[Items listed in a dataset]
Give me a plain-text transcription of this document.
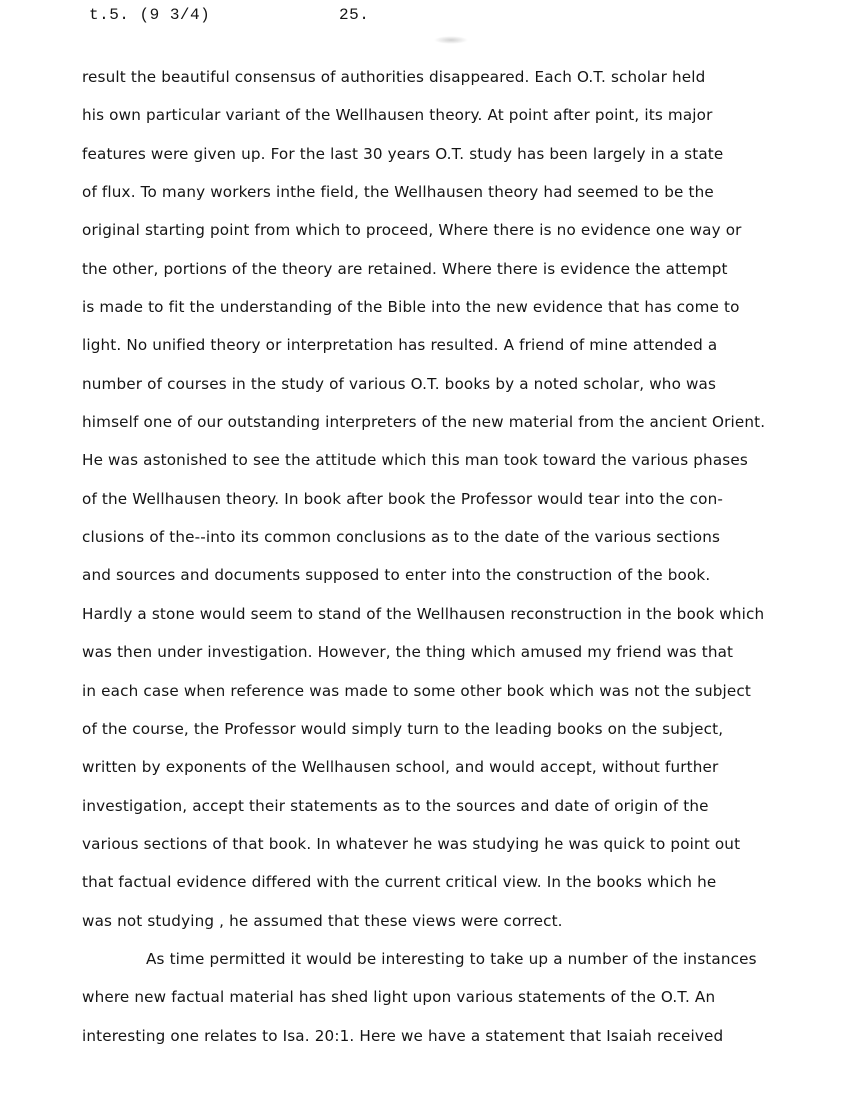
t.5. (9 3/4)	25.
result the beautiful consensus of authorities disappeared. Each O.T. scholar held
his own particular variant of the Wellhausen theory. At point after point, its major
features were given up. For the last 30 years O.T. study has been largely in a state
of flux. To many workers inthe field, the Wellhausen theory had seemed to be the
original starting point from which to proceed, Where there is no evidence one way or
the other, portions of the theory are retained. Where there is evidence the attempt
is made to fit the understanding of the Bible into the new evidence that has come to
light. No unified theory or interpretation has resulted. A friend of mine attended a
number of courses in the study of various O.T. books by a noted scholar, who was
himself one of our outstanding interpreters of the new material from the ancient Orient.
He was astonished to see the attitude which this man took toward the various phases
of the Wellhausen theory. In book after book the Professor would tear into the con-
clusions of the--into its common conclusions as to the date of the various sections
and sources and documents supposed to enter into the construction of the book.
Hardly a stone would seem to stand of the Wellhausen reconstruction in the book which
was then under investigation. However, the thing which amused my friend was that
in each case when reference was made to some other book which was not the subject
of the course, the Professor would simply turn to the leading books on the subject,
written by exponents of the Wellhausen school, and would accept, without further
investigation, accept their statements as to the sources and date of origin of the
various sections of that book. In whatever he was studying he was quick to point out
that factual evidence differed with the current critical view. In the books which he
was not studying , he assumed that these views were correct.
As time permitted it would be interesting to take up a number of the instances
where new factual material has shed light upon various statements of the O.T. An
interesting one relates to Isa. 20:1. Here we have a statement that Isaiah received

- Your goal
Collect every line from the records above that contains the word "friend".

- Reply
light. No unified theory or interpretation has resulted. A friend of mine attended a
was then under investigation. However, the thing which amused my friend was that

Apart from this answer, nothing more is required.